* _TO BE DONE_:
Leave the pictures out, and retype all of the material exactly as written.

* _RECORDED INFORMATION_:
▶

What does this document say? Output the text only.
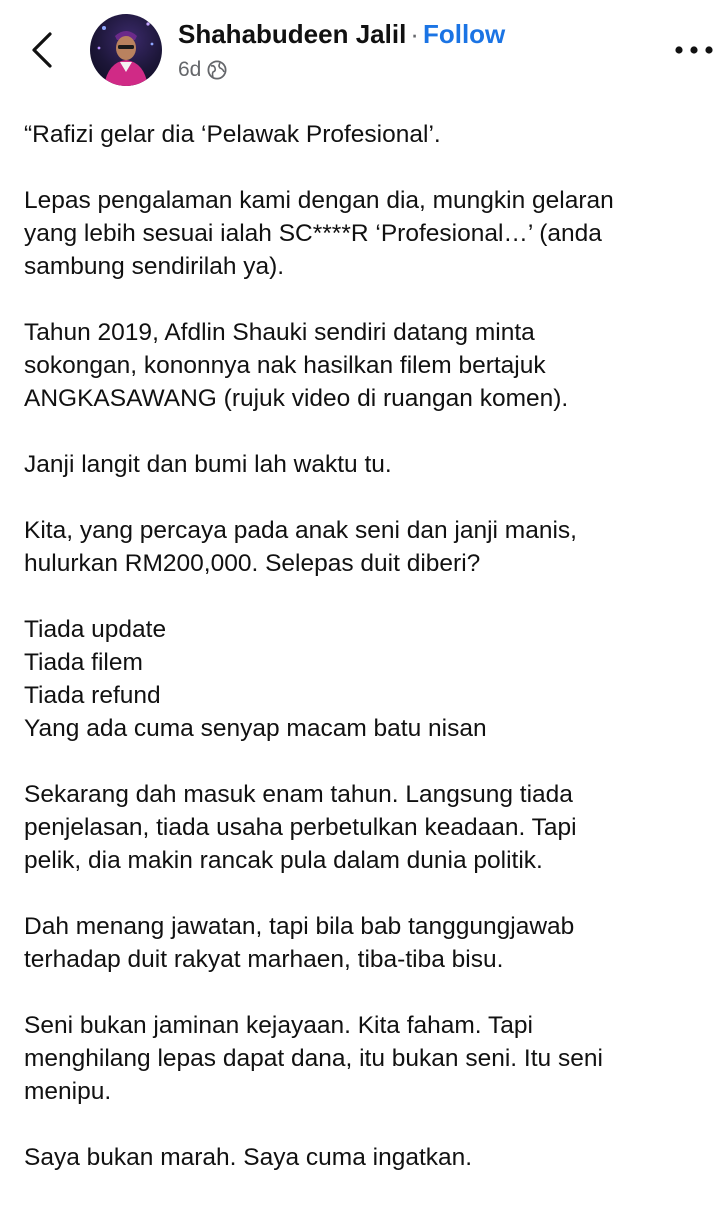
Shahabudeen Jalil · Follow
6d

“Rafizi gelar dia ‘Pelawak Profesional’.

Lepas pengalaman kami dengan dia, mungkin gelaran
yang lebih sesuai ialah SC****R ‘Profesional…’ (anda
sambung sendirilah ya).

Tahun 2019, Afdlin Shauki sendiri datang minta
sokongan, kononnya nak hasilkan filem bertajuk
ANGKASAWANG (rujuk video di ruangan komen).

Janji langit dan bumi lah waktu tu.

Kita, yang percaya pada anak seni dan janji manis,
hulurkan RM200,000. Selepas duit diberi?

Tiada update
Tiada filem
Tiada refund
Yang ada cuma senyap macam batu nisan

Sekarang dah masuk enam tahun. Langsung tiada
penjelasan, tiada usaha perbetulkan keadaan. Tapi
pelik, dia makin rancak pula dalam dunia politik.

Dah menang jawatan, tapi bila bab tanggungjawab
terhadap duit rakyat marhaen, tiba-tiba bisu.

Seni bukan jaminan kejayaan. Kita faham. Tapi
menghilang lepas dapat dana, itu bukan seni. Itu seni
menipu.

Saya bukan marah. Saya cuma ingatkan.
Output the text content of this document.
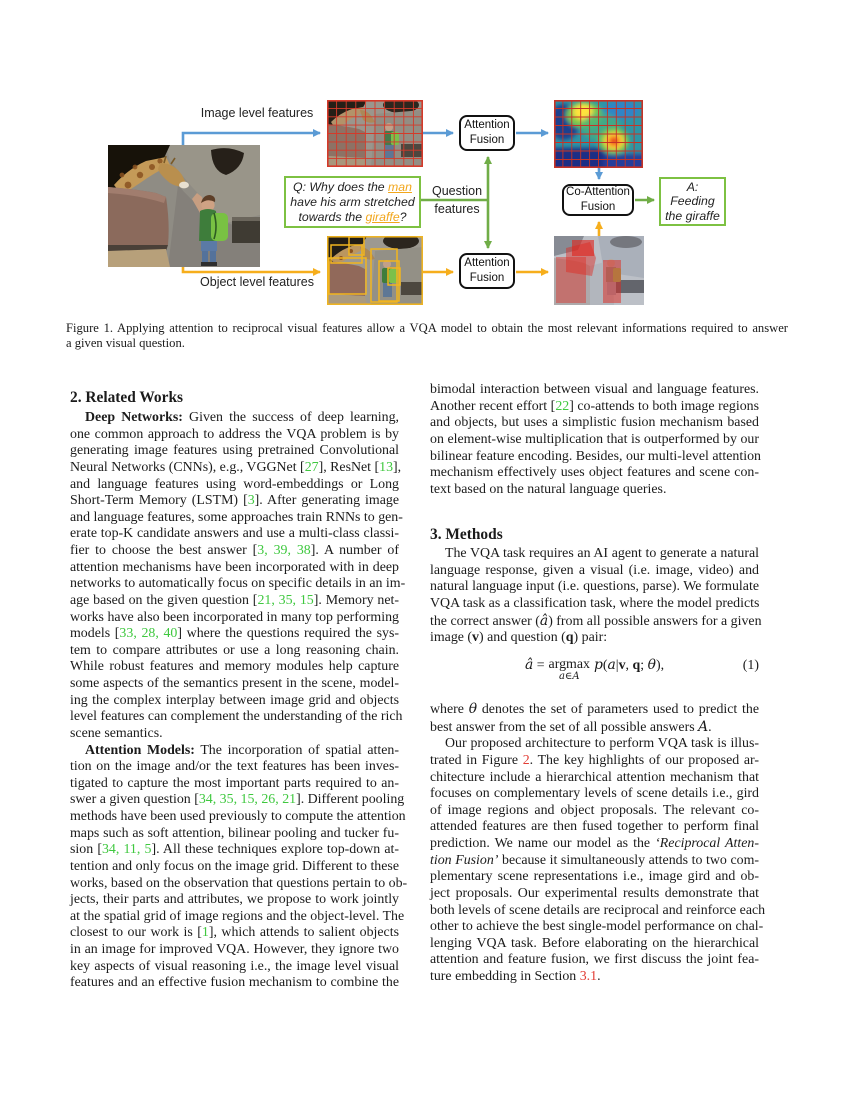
Image level features
Object level features
Question
features
Attention
Fusion
Attention
Fusion
Co-Attention
Fusion
Q: Why does the man have his arm stretched towards the giraffe?
A:
Feeding
the giraffe
Figure 1. Applying attention to reciprocal visual features allow a VQA model to obtain the most relevant informations required to answer
a given visual question.
2. Related Works
Deep Networks: Given the success of deep learning,
one common approach to address the VQA problem is by
generating image features using pretrained Convolutional
Neural Networks (CNNs), e.g., VGGNet [27], ResNet [13],
and language features using word-embeddings or Long
Short-Term Memory (LSTM) [3]. After generating image
and language features, some approaches train RNNs to gen-
erate top-K candidate answers and use a multi-class classi-
fier to choose the best answer [3, 39, 38]. A number of
attention mechanisms have been incorporated with in deep
networks to automatically focus on specific details in an im-
age based on the given question [21, 35, 15]. Memory net-
works have also been incorporated in many top performing
models [33, 28, 40] where the questions required the sys-
tem to compare attributes or use a long reasoning chain.
While robust features and memory modules help capture
some aspects of the semantics present in the scene, model-
ing the complex interplay between image grid and objects
level features can complement the understanding of the rich
scene semantics.
Attention Models: The incorporation of spatial atten-
tion on the image and/or the text features has been inves-
tigated to capture the most important parts required to an-
swer a given question [34, 35, 15, 26, 21]. Different pooling
methods have been used previously to compute the attention
maps such as soft attention, bilinear pooling and tucker fu-
sion [34, 11, 5]. All these techniques explore top-down at-
tention and only focus on the image grid. Different to these
works, based on the observation that questions pertain to ob-
jects, their parts and attributes, we propose to work jointly
at the spatial grid of image regions and the object-level. The
closest to our work is [1], which attends to salient objects
in an image for improved VQA. However, they ignore two
key aspects of visual reasoning i.e., the image level visual
features and an effective fusion mechanism to combine the
bimodal interaction between visual and language features.
Another recent effort [22] co-attends to both image regions
and objects, but uses a simplistic fusion mechanism based
on element-wise multiplication that is outperformed by our
bilinear feature encoding. Besides, our multi-level attention
mechanism effectively uses object features and scene con-
text based on the natural language queries.
3. Methods
The VQA task requires an AI agent to generate a natural
language response, given a visual (i.e. image, video) and
natural language input (i.e. questions, parse). We formulate
VQA task as a classification task, where the model predicts
the correct answer (â) from all possible answers for a given
image (v) and question (q) pair:
â = argmax
a∈A
p(a|v, q; θ),	(1)
where θ denotes the set of parameters used to predict the
best answer from the set of all possible answers A.
Our proposed architecture to perform VQA task is illus-
trated in Figure 2. The key highlights of our proposed ar-
chitecture include a hierarchical attention mechanism that
focuses on complementary levels of scene details i.e., gird
of image regions and object proposals. The relevant co-
attended features are then fused together to perform final
prediction. We name our model as the ‘Reciprocal Atten-
tion Fusion’ because it simultaneously attends to two com-
plementary scene representations i.e., image gird and ob-
ject proposals. Our experimental results demonstrate that
both levels of scene details are reciprocal and reinforce each
other to achieve the best single-model performance on chal-
lenging VQA task. Before elaborating on the hierarchical
attention and feature fusion, we first discuss the joint fea-
ture embedding in Section 3.1.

◀

* _OUTPUT OF THE TASK_:
What does this document say? Output the text only.
Shahabudeen Jalil · Follow
6d

“Rafizi gelar dia ‘Pelawak Profesional’.

Lepas pengalaman kami dengan dia, mungkin gelaran
yang lebih sesuai ialah SC****R ‘Profesional…’ (anda
sambung sendirilah ya).

Tahun 2019, Afdlin Shauki sendiri datang minta
sokongan, kononnya nak hasilkan filem bertajuk
ANGKASAWANG (rujuk video di ruangan komen).

Janji langit dan bumi lah waktu tu.

Kita, yang percaya pada anak seni dan janji manis,
hulurkan RM200,000. Selepas duit diberi?

Tiada update
Tiada filem
Tiada refund
Yang ada cuma senyap macam batu nisan

Sekarang dah masuk enam tahun. Langsung tiada
penjelasan, tiada usaha perbetulkan keadaan. Tapi
pelik, dia makin rancak pula dalam dunia politik.

Dah menang jawatan, tapi bila bab tanggungjawab
terhadap duit rakyat marhaen, tiba-tiba bisu.

Seni bukan jaminan kejayaan. Kita faham. Tapi
menghilang lepas dapat dana, itu bukan seni. Itu seni
menipu.

Saya bukan marah. Saya cuma ingatkan.
Output the text content of this document.
Image level features
Object level features
Question
features
Attention
Fusion
Attention
Fusion
Co-Attention
Fusion
Q: Why does the man have his arm stretched towards the giraffe?
A:
Feeding
the giraffe
Figure 1. Applying attention to reciprocal visual features allow a VQA model to obtain the most relevant informations required to answer
a given visual question.
2. Related Works
Deep Networks: Given the success of deep learning,
one common approach to address the VQA problem is by
generating image features using pretrained Convolutional
Neural Networks (CNNs), e.g., VGGNet [27], ResNet [13],
and language features using word-embeddings or Long
Short-Term Memory (LSTM) [3]. After generating image
and language features, some approaches train RNNs to gen-
erate top-K candidate answers and use a multi-class classi-
fier to choose the best answer [3, 39, 38]. A number of
attention mechanisms have been incorporated with in deep
networks to automatically focus on specific details in an im-
age based on the given question [21, 35, 15]. Memory net-
works have also been incorporated in many top performing
models [33, 28, 40] where the questions required the sys-
tem to compare attributes or use a long reasoning chain.
While robust features and memory modules help capture
some aspects of the semantics present in the scene, model-
ing the complex interplay between image grid and objects
level features can complement the understanding of the rich
scene semantics.
Attention Models: The incorporation of spatial atten-
tion on the image and/or the text features has been inves-
tigated to capture the most important parts required to an-
swer a given question [34, 35, 15, 26, 21]. Different pooling
methods have been used previously to compute the attention
maps such as soft attention, bilinear pooling and tucker fu-
sion [34, 11, 5]. All these techniques explore top-down at-
tention and only focus on the image grid. Different to these
works, based on the observation that questions pertain to ob-
jects, their parts and attributes, we propose to work jointly
at the spatial grid of image regions and the object-level. The
closest to our work is [1], which attends to salient objects
in an image for improved VQA. However, they ignore two
key aspects of visual reasoning i.e., the image level visual
features and an effective fusion mechanism to combine the
bimodal interaction between visual and language features.
Another recent effort [22] co-attends to both image regions
and objects, but uses a simplistic fusion mechanism based
on element-wise multiplication that is outperformed by our
bilinear feature encoding. Besides, our multi-level attention
mechanism effectively uses object features and scene con-
text based on the natural language queries.
3. Methods
The VQA task requires an AI agent to generate a natural
language response, given a visual (i.e. image, video) and
natural language input (i.e. questions, parse). We formulate
VQA task as a classification task, where the model predicts
the correct answer (â) from all possible answers for a given
image (v) and question (q) pair:
â = argmax
a∈A
p(a|v, q; θ),	(1)
where θ denotes the set of parameters used to predict the
best answer from the set of all possible answers A.
Our proposed architecture to perform VQA task is illus-
trated in Figure 2. The key highlights of our proposed ar-
chitecture include a hierarchical attention mechanism that
focuses on complementary levels of scene details i.e., gird
of image regions and object proposals. The relevant co-
attended features are then fused together to perform final
prediction. We name our model as the ‘Reciprocal Atten-
tion Fusion’ because it simultaneously attends to two com-
plementary scene representations i.e., image gird and ob-
ject proposals. Our experimental results demonstrate that
both levels of scene details are reciprocal and reinforce each
other to achieve the best single-model performance on chal-
lenging VQA task. Before elaborating on the hierarchical
attention and feature fusion, we first discuss the joint fea-
ture embedding in Section 3.1.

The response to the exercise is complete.